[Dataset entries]
—————

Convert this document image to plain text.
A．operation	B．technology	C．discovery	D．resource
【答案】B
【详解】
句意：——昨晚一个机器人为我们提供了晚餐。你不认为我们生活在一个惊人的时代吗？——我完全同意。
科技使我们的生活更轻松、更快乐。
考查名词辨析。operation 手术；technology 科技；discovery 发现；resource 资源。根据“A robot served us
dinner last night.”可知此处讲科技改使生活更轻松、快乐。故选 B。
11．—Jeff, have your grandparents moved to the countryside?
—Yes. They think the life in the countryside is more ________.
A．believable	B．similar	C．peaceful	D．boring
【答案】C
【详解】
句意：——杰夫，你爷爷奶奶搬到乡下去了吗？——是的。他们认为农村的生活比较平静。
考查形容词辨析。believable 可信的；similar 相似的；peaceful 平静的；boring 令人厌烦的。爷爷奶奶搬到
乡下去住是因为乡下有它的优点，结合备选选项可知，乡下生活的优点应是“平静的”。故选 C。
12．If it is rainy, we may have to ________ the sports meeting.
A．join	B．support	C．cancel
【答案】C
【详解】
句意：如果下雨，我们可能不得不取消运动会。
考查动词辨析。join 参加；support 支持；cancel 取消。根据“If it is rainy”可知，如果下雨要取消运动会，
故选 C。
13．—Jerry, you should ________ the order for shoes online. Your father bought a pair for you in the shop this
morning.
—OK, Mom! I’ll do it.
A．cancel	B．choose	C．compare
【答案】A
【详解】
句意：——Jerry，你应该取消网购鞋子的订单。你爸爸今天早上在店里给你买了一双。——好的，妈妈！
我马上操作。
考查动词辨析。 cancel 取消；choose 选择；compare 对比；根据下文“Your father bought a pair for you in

—————

### Direction
Find the lines containing "cancel" and pull them out.

### Output for this exercise
A．join	B．support	C．cancel
考查动词辨析。join 参加；support 支持；cancel 取消。根据“If it is rainy”可知，如果下雨要取消运动会，
A．cancel	B．choose	C．compare
考查动词辨析。 cancel 取消；choose 选择；compare 对比；根据下文“Your father bought a pair for you in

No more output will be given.